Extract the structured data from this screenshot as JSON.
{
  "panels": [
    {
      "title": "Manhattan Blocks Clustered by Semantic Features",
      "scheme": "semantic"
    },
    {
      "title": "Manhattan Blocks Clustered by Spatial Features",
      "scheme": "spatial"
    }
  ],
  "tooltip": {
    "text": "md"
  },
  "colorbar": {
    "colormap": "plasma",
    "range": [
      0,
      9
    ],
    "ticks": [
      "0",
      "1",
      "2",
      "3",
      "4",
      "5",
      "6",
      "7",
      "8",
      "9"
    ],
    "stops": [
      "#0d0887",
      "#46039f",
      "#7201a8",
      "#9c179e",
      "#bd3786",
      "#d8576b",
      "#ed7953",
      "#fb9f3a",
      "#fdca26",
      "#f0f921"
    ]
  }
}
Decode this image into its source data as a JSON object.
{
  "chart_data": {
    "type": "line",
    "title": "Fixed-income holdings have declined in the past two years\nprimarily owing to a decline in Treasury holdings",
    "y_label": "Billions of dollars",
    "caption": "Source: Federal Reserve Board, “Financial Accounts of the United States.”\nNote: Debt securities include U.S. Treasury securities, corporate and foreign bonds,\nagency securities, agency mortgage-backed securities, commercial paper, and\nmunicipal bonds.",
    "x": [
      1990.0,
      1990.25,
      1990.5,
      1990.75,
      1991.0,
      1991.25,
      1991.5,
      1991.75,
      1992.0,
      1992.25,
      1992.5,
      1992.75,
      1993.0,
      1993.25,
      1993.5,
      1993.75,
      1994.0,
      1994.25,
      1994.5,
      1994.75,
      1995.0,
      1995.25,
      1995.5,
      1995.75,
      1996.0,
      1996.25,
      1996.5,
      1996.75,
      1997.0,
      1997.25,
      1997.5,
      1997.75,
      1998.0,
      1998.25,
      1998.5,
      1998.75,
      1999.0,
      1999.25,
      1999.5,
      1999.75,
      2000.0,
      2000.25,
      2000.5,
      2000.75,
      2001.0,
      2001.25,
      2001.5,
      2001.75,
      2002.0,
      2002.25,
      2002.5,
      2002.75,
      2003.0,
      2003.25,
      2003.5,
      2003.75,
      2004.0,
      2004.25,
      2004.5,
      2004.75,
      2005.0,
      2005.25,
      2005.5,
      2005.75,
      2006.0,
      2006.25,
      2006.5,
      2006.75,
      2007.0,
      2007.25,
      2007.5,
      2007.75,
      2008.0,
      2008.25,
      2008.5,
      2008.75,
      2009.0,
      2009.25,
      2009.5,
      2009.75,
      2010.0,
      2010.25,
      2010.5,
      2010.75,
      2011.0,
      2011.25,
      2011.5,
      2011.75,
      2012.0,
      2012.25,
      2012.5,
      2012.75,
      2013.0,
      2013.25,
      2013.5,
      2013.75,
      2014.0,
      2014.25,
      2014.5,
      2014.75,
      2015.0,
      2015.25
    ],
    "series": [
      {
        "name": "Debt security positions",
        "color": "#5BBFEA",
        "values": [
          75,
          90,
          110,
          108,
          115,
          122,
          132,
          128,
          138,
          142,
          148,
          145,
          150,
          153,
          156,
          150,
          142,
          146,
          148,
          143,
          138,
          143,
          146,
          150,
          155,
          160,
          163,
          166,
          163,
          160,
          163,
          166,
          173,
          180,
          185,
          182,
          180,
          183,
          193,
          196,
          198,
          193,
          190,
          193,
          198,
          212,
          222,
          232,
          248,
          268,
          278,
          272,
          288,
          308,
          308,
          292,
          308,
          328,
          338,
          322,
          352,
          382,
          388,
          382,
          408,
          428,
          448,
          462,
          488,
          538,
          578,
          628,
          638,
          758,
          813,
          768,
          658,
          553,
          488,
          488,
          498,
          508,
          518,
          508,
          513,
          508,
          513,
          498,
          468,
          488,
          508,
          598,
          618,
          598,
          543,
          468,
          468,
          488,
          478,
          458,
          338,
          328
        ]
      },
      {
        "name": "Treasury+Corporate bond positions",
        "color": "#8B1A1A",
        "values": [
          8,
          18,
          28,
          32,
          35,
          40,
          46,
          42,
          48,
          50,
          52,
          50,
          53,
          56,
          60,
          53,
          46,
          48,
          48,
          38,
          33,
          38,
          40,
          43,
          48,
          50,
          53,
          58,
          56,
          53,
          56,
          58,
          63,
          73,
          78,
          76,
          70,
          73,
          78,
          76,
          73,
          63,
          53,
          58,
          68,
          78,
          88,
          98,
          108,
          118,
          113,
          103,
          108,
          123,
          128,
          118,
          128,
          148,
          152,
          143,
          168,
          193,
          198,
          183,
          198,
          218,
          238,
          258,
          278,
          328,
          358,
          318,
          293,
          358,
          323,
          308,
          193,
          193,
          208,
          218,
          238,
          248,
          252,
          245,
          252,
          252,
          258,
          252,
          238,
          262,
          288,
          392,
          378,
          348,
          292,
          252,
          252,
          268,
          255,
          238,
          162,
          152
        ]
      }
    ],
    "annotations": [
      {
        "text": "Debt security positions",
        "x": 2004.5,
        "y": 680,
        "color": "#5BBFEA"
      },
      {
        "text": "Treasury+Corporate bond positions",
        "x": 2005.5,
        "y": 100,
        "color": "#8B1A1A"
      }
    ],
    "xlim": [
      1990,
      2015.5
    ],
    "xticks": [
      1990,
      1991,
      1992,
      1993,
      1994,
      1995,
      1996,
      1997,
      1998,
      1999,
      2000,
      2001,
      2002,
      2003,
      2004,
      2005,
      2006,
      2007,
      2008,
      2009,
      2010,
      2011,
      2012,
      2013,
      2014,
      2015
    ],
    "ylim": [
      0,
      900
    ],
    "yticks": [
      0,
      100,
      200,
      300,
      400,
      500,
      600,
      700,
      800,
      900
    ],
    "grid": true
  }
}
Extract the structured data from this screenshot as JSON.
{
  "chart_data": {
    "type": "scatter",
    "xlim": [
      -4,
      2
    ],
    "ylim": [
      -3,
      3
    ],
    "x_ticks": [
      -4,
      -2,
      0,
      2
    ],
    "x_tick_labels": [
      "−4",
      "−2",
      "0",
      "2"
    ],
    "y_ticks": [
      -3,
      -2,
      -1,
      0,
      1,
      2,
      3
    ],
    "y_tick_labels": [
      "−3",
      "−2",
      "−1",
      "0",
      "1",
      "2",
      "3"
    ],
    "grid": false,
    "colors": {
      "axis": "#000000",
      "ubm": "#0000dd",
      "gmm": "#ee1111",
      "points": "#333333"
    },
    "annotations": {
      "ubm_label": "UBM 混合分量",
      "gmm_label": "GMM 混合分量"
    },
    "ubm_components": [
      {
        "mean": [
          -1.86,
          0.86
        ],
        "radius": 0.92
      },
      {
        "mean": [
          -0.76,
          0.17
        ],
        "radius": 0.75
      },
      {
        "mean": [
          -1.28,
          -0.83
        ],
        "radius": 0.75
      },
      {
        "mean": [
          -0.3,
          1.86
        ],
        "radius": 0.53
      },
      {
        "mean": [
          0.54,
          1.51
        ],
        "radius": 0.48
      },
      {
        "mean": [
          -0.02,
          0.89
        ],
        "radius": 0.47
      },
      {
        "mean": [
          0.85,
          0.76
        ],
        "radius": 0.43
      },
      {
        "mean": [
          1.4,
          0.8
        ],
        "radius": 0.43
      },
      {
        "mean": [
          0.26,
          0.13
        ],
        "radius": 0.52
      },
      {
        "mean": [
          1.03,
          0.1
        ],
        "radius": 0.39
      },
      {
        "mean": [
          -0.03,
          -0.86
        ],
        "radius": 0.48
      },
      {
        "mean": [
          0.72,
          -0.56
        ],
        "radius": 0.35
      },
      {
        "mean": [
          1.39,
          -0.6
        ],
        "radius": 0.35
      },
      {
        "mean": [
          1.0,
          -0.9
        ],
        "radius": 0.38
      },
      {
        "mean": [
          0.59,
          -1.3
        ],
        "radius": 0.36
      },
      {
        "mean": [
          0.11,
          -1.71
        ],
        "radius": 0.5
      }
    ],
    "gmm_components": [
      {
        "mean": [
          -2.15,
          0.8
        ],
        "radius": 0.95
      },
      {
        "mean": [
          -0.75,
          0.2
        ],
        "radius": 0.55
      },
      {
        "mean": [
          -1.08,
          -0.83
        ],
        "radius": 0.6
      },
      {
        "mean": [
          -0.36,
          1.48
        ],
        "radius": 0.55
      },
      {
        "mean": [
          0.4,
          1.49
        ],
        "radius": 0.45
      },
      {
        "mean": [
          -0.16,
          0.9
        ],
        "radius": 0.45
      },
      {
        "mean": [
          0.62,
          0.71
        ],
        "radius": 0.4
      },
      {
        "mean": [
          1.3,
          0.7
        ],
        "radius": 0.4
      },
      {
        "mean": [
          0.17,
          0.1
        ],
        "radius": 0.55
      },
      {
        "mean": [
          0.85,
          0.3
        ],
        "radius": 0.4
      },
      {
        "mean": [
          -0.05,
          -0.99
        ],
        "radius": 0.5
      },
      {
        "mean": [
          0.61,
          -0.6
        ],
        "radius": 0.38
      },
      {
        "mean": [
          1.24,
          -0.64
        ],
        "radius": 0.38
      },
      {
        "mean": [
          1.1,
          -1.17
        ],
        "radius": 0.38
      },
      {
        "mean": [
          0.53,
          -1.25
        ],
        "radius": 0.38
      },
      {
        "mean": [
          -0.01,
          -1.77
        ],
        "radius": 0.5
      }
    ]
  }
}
------------
§ **Given request**: From the entries above, copy each line holding "Treasury".

§ **Output of the exercise**:
    "title": "Fixed-income holdings have declined in the past two years\nprimarily owing to a decline in Treasury holdings",
    "caption": "Source: Federal Reserve Board, “Financial Accounts of the United States.”\nNote: Debt securities include U.S. Treasury securities, corporate and foreign bonds,\nagency securities, agency mortgage-backed securities, commercial paper, and\nmunicipal bonds.",
        "name": "Treasury+Corporate bond positions",
        "text": "Treasury+Corporate bond positions",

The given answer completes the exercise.